# INSTRUCTIONS TO FOLLOW:
Pull every line holding the string "Заозерье" from the records below.

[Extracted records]
....................

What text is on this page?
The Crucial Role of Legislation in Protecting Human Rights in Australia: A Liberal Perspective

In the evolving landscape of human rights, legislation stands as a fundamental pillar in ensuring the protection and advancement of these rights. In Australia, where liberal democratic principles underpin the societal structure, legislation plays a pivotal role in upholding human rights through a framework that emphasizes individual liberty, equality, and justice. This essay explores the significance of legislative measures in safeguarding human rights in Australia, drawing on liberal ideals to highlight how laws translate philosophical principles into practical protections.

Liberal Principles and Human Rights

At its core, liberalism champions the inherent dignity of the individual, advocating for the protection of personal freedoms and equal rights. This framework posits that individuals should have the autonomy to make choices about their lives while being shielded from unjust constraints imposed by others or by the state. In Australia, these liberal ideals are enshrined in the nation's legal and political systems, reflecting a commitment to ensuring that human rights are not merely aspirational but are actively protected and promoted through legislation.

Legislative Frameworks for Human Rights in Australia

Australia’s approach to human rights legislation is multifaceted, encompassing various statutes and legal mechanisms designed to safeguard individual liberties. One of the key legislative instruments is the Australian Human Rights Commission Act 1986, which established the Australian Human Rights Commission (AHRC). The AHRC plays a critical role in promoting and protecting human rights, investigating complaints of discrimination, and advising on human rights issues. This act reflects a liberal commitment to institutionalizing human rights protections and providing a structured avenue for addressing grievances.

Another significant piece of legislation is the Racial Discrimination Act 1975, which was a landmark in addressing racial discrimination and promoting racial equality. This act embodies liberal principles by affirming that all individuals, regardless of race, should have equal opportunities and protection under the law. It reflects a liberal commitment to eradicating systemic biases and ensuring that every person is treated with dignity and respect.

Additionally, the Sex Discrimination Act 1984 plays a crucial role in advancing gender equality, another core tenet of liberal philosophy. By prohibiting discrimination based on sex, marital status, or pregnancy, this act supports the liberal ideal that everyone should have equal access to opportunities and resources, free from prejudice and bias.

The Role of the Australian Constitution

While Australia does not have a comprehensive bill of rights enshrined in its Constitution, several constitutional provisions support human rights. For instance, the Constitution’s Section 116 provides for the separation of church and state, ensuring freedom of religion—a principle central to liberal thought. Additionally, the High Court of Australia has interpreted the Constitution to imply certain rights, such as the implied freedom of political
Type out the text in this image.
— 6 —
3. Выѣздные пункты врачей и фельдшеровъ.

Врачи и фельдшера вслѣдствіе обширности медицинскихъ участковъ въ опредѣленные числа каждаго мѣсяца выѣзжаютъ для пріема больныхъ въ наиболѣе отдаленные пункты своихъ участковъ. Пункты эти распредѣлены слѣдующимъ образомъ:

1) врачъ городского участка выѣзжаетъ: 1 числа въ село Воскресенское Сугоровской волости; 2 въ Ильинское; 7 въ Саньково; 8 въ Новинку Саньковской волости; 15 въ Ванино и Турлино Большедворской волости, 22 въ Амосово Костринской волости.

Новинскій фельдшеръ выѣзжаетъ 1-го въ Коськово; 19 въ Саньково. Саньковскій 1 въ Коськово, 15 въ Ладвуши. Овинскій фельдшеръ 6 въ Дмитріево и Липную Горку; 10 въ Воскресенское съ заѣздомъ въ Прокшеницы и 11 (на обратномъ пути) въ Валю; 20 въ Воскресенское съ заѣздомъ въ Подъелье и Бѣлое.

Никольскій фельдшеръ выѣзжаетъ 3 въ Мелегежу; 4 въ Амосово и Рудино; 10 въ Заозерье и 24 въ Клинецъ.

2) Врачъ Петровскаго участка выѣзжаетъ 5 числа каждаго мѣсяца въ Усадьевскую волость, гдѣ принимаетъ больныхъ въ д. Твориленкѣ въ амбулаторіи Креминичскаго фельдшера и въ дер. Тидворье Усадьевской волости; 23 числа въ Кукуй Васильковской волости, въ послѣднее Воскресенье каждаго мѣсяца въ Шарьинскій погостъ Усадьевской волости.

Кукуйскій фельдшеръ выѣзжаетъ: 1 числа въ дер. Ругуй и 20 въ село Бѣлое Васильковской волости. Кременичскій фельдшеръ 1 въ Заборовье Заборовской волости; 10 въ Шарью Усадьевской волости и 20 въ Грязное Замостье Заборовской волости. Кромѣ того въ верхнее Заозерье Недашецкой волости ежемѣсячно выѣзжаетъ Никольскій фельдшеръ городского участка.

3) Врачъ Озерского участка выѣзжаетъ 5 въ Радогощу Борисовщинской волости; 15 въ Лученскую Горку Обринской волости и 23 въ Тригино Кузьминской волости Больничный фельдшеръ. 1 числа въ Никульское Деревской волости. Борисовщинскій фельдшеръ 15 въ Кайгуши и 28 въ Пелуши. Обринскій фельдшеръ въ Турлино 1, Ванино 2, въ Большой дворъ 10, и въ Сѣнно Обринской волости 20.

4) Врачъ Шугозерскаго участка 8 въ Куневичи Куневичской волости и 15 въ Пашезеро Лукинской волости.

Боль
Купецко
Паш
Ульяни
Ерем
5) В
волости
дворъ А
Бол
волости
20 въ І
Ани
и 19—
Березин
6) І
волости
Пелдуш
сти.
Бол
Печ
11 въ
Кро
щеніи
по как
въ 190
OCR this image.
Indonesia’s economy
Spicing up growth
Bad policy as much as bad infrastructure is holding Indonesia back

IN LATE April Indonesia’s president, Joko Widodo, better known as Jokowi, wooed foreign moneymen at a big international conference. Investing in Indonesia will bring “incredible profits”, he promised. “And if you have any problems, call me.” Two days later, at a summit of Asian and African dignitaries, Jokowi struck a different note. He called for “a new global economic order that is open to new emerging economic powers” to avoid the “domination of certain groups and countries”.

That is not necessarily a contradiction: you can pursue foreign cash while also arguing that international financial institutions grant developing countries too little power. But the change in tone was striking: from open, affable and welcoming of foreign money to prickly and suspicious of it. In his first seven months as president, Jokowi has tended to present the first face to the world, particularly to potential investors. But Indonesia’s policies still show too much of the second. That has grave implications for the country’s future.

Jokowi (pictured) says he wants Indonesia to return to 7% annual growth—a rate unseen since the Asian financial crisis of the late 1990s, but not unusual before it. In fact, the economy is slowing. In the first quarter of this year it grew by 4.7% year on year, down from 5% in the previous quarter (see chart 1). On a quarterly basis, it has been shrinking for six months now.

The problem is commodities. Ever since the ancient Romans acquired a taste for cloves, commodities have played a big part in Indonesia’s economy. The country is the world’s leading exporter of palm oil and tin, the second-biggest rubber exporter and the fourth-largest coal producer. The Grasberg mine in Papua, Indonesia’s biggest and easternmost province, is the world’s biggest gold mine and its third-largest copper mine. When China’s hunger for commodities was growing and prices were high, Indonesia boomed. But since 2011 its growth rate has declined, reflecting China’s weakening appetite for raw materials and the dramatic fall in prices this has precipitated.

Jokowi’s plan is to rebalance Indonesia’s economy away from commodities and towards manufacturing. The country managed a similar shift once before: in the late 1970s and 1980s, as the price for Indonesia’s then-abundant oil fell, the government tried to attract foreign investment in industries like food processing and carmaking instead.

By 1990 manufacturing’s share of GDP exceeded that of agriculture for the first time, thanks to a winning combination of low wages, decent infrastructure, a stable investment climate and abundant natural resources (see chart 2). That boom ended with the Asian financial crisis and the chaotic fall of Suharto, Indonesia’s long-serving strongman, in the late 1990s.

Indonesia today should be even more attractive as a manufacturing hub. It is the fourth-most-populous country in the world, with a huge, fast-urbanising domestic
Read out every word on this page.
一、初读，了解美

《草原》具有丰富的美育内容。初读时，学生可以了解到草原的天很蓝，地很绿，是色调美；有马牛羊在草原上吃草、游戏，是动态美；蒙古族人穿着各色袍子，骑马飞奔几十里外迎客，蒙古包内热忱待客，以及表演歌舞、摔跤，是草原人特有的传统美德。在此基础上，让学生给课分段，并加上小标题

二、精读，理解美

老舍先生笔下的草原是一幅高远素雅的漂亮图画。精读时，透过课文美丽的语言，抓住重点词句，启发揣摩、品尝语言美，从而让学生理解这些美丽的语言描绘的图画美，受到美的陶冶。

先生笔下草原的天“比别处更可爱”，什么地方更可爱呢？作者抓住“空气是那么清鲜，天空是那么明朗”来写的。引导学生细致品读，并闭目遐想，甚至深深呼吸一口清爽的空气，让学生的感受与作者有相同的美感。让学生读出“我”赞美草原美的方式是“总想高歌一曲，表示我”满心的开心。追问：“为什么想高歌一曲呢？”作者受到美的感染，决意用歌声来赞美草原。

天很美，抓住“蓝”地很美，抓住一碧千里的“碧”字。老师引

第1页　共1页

....................

# CORRECT RESULT:
Никольскій фельдшеръ выѣзжаетъ 3 въ Мелегежу; 4 въ Амосово и Рудино; 10 въ Заозерье и 24 въ Клинецъ.
Кукуйскій фельдшеръ выѣзжаетъ: 1 числа въ дер. Ругуй и 20 въ село Бѣлое Васильковской волости. Кременичскій фельдшеръ 1 въ Заборовье Заборовской волости; 10 въ Шарью Усадьевской волости и 20 въ Грязное Замостье Заборовской волости. Кромѣ того въ верхнее Заозерье Недашецкой волости ежемѣсячно выѣзжаетъ Никольскій фельдшеръ городского участка.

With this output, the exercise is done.